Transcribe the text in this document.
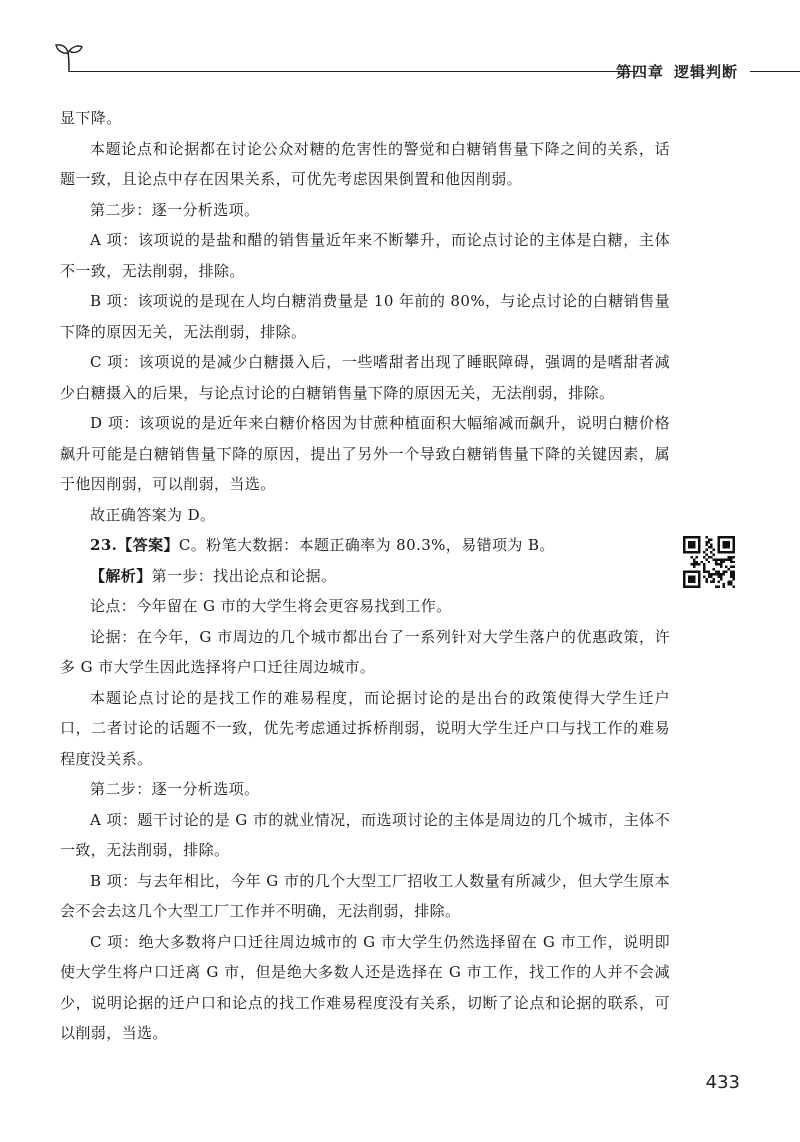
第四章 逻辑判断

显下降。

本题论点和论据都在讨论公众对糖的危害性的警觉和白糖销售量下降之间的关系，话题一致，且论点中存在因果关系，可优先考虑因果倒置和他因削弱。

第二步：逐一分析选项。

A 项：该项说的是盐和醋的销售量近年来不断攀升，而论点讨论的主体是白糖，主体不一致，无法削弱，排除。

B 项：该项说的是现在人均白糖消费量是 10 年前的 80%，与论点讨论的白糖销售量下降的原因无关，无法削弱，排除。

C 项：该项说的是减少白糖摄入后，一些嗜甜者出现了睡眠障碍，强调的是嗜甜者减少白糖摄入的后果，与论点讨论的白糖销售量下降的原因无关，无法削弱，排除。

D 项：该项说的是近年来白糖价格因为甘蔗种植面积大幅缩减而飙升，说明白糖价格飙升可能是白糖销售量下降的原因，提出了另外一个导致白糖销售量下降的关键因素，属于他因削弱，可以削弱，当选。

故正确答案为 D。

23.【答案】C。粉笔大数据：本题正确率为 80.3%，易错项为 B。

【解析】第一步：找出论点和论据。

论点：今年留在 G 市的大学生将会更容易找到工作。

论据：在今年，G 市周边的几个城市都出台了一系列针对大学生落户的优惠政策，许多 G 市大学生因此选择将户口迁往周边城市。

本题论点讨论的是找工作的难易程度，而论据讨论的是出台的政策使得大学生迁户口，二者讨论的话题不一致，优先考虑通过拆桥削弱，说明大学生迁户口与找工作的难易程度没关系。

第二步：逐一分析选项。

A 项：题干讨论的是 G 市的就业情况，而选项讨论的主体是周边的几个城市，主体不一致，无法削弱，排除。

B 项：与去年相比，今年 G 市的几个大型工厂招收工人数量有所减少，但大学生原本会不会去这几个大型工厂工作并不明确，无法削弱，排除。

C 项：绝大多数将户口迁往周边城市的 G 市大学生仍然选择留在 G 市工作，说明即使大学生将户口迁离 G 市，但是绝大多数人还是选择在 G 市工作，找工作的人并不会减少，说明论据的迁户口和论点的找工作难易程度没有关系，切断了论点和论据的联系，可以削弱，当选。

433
---
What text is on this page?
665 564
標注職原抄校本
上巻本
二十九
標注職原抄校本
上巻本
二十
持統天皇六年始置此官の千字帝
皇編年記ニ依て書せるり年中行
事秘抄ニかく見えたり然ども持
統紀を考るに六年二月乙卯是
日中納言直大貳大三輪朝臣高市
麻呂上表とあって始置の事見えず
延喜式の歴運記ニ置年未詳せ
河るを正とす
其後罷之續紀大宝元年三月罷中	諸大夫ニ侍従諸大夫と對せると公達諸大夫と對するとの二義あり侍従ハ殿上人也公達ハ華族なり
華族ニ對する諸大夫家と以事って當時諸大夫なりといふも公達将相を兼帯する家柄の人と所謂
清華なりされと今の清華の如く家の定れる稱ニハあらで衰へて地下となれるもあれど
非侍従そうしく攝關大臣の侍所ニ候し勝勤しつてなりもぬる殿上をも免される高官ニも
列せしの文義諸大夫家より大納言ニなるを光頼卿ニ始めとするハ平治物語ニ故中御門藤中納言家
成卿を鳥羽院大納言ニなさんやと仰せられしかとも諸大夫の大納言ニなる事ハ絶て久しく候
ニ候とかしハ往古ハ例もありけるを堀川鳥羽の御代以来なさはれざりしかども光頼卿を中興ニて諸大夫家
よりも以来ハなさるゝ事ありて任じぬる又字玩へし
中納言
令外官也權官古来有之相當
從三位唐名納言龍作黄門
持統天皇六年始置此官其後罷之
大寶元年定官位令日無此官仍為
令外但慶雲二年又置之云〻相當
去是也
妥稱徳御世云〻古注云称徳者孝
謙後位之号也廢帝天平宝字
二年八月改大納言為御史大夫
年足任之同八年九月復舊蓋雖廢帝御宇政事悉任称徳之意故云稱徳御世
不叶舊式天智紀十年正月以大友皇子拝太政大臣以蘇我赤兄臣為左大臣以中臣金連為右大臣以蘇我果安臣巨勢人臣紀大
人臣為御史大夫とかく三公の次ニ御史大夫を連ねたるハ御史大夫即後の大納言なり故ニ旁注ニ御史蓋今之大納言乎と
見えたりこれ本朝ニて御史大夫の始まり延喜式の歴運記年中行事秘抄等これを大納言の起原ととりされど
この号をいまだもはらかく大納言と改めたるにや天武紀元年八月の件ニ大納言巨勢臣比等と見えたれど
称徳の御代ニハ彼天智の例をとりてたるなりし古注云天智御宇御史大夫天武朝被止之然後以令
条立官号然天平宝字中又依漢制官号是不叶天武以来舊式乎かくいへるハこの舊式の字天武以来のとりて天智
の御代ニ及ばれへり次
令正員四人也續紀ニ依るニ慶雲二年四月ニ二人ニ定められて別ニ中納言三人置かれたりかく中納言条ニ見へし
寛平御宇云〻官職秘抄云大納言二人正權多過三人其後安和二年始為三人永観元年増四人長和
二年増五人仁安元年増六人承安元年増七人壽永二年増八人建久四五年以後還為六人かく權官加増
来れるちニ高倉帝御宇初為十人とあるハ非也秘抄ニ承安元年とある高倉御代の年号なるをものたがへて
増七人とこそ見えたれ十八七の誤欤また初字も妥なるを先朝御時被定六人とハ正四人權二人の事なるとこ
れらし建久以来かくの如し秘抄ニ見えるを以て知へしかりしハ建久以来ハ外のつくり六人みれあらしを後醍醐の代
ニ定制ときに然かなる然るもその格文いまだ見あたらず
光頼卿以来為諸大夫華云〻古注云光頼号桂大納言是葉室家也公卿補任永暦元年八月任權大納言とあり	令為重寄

§ **What the task requires**
Say how many lines in the entries contain the string "可以削弱", and say nothing else.

§ **Expected answer**
2